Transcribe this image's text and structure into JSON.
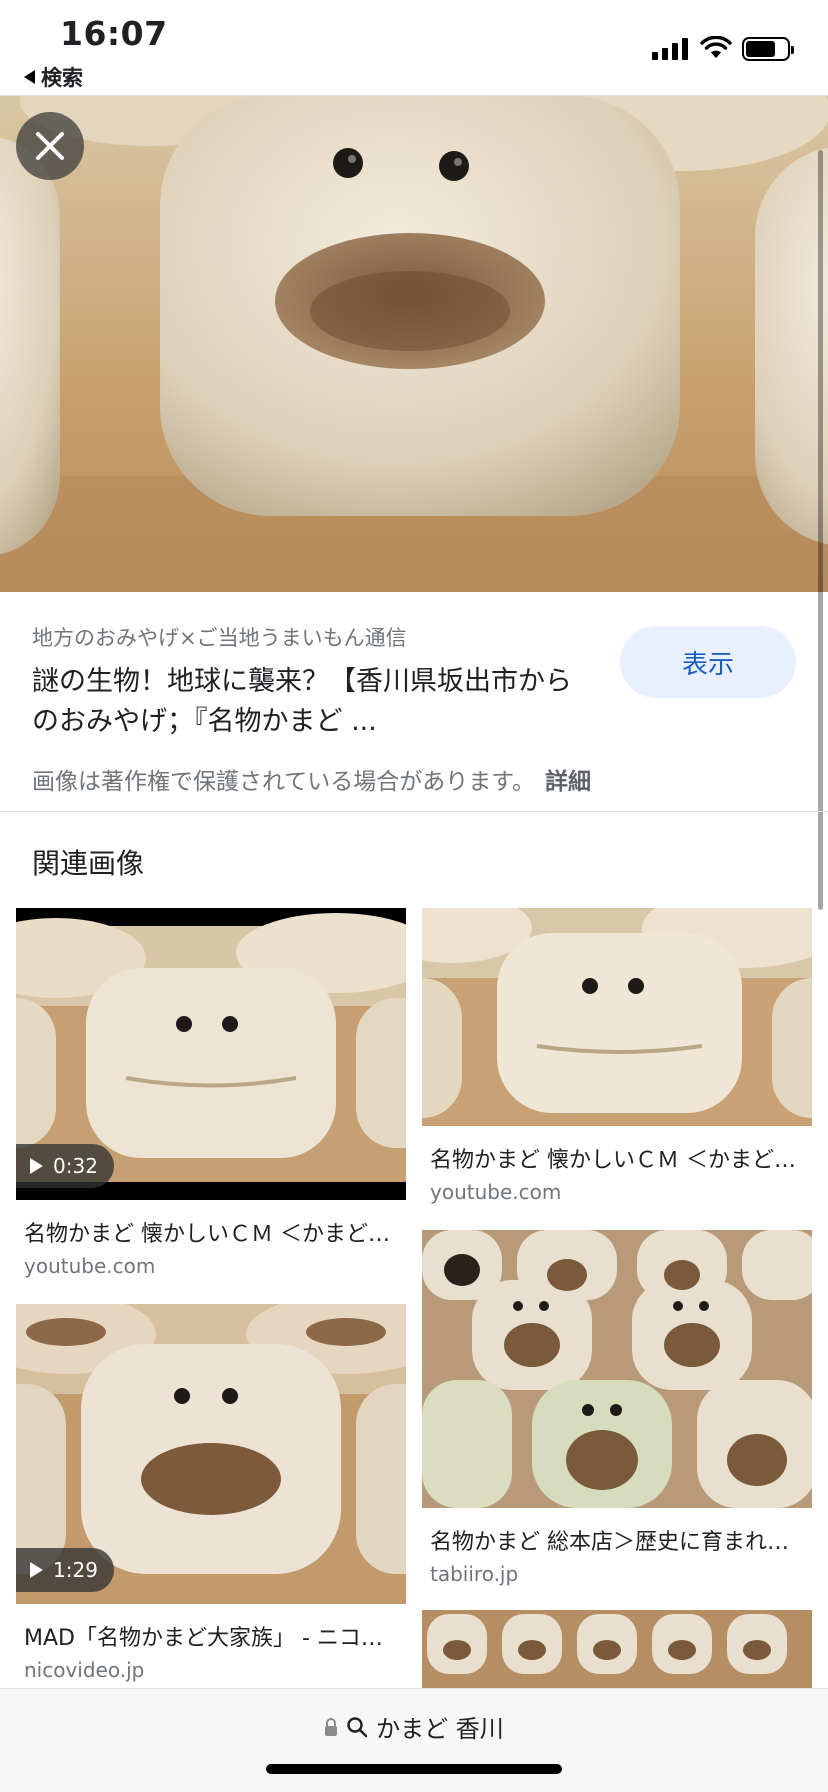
{
  "status_bar": {
    "time": "16:07",
    "back_label": "検索"
  },
  "result": {
    "source": "地方のおみやげ×ご当地うまいもん通信",
    "title": "謎の生物！地球に襲来？【香川県坂出市からのおみやげ；『名物かまど ...",
    "view_button": "表示",
    "copyright_text": "画像は著作権で保護されている場合があります。",
    "details_link": "詳細"
  },
  "related": {
    "heading": "関連画像",
    "items": [
      {
        "title": "名物かまど 懐かしいＣＭ ＜かまど…",
        "domain": "youtube.com",
        "duration": "0:32"
      },
      {
        "title": "名物かまど 懐かしいＣＭ ＜かまど…",
        "domain": "youtube.com"
      },
      {
        "title": "名物かまど 総本店＞歴史に育まれ…",
        "domain": "tabiiro.jp"
      },
      {
        "title": "MAD「名物かまど大家族」 - ニコ…",
        "domain": "nicovideo.jp",
        "duration": "1:29"
      }
    ]
  },
  "url_bar": {
    "text": "かまど 香川"
  }
}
------------------------------------
_Aim of the exercise_: Write out each entry exactly as given, omitting any picture.

_Output of the exercise_:
Transcribe this image's text and structure into JSON.
{
  "status_bar": {
    "time": "16:07",
    "back_label": "検索"
  },
  "result": {
    "source": "地方のおみやげ×ご当地うまいもん通信",
    "title": "謎の生物！地球に襲来？【香川県坂出市からのおみやげ；『名物かまど ...",
    "view_button": "表示",
    "copyright_text": "画像は著作権で保護されている場合があります。",
    "details_link": "詳細"
  },
  "related": {
    "heading": "関連画像",
    "items": [
      {
        "title": "名物かまど 懐かしいＣＭ ＜かまど…",
        "domain": "youtube.com",
        "duration": "0:32"
      },
      {
        "title": "名物かまど 懐かしいＣＭ ＜かまど…",
        "domain": "youtube.com"
      },
      {
        "title": "名物かまど 総本店＞歴史に育まれ…",
        "domain": "tabiiro.jp"
      },
      {
        "title": "MAD「名物かまど大家族」 - ニコ…",
        "domain": "nicovideo.jp",
        "duration": "1:29"
      }
    ]
  },
  "url_bar": {
    "text": "かまど 香川"
  }
}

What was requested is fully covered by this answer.